== SUPPLIED MATERIAL ==

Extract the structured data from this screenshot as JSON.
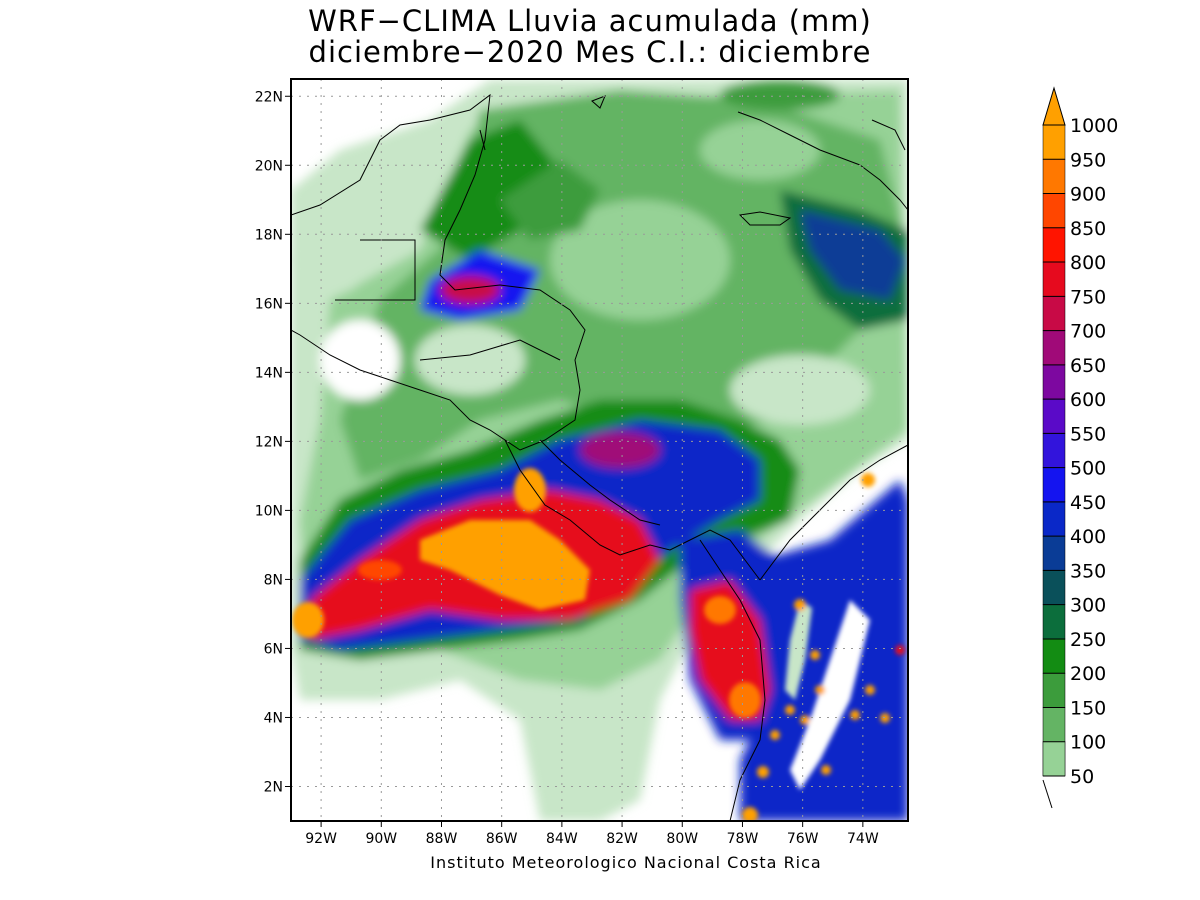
{
  "title": {
    "line1": "WRF−CLIMA Lluvia acumulada (mm)",
    "line2": "diciembre−2020 Mes C.I.: diciembre"
  },
  "credit": "Instituto Meteorologico Nacional Costa Rica",
  "map": {
    "lat_labels": [
      "22N",
      "20N",
      "18N",
      "16N",
      "14N",
      "12N",
      "10N",
      "8N",
      "6N",
      "4N",
      "2N"
    ],
    "lon_labels": [
      "92W",
      "90W",
      "88W",
      "86W",
      "84W",
      "82W",
      "80W",
      "78W",
      "76W",
      "74W"
    ],
    "lat_range": [
      1,
      22.5
    ],
    "lon_range": [
      -93,
      -72.5
    ],
    "grid": true
  },
  "colorbar": {
    "levels": [
      "50",
      "100",
      "150",
      "200",
      "250",
      "300",
      "350",
      "400",
      "450",
      "500",
      "550",
      "600",
      "650",
      "700",
      "750",
      "800",
      "850",
      "900",
      "950",
      "1000"
    ],
    "colors": [
      "#c8e6c8",
      "#96d296",
      "#64b464",
      "#3c9c3c",
      "#138c13",
      "#0c6e3c",
      "#0a505a",
      "#0a3c96",
      "#0a28c8",
      "#1414f0",
      "#3214dc",
      "#5a0ac8",
      "#7d08a0",
      "#a00a78",
      "#c80a46",
      "#e60a1e",
      "#ff1400",
      "#ff4600",
      "#ff7800",
      "#ffa000"
    ]
  }
}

===

Go through the material above and print all of it exactly, except the pictures.

Extract the structured data from this screenshot as JSON.
{
  "title": {
    "line1": "WRF−CLIMA Lluvia acumulada (mm)",
    "line2": "diciembre−2020 Mes C.I.: diciembre"
  },
  "credit": "Instituto Meteorologico Nacional Costa Rica",
  "map": {
    "lat_labels": [
      "22N",
      "20N",
      "18N",
      "16N",
      "14N",
      "12N",
      "10N",
      "8N",
      "6N",
      "4N",
      "2N"
    ],
    "lon_labels": [
      "92W",
      "90W",
      "88W",
      "86W",
      "84W",
      "82W",
      "80W",
      "78W",
      "76W",
      "74W"
    ],
    "lat_range": [
      1,
      22.5
    ],
    "lon_range": [
      -93,
      -72.5
    ],
    "grid": true
  },
  "colorbar": {
    "levels": [
      "50",
      "100",
      "150",
      "200",
      "250",
      "300",
      "350",
      "400",
      "450",
      "500",
      "550",
      "600",
      "650",
      "700",
      "750",
      "800",
      "850",
      "900",
      "950",
      "1000"
    ],
    "colors": [
      "#c8e6c8",
      "#96d296",
      "#64b464",
      "#3c9c3c",
      "#138c13",
      "#0c6e3c",
      "#0a505a",
      "#0a3c96",
      "#0a28c8",
      "#1414f0",
      "#3214dc",
      "#5a0ac8",
      "#7d08a0",
      "#a00a78",
      "#c80a46",
      "#e60a1e",
      "#ff1400",
      "#ff4600",
      "#ff7800",
      "#ffa000"
    ]
  }
}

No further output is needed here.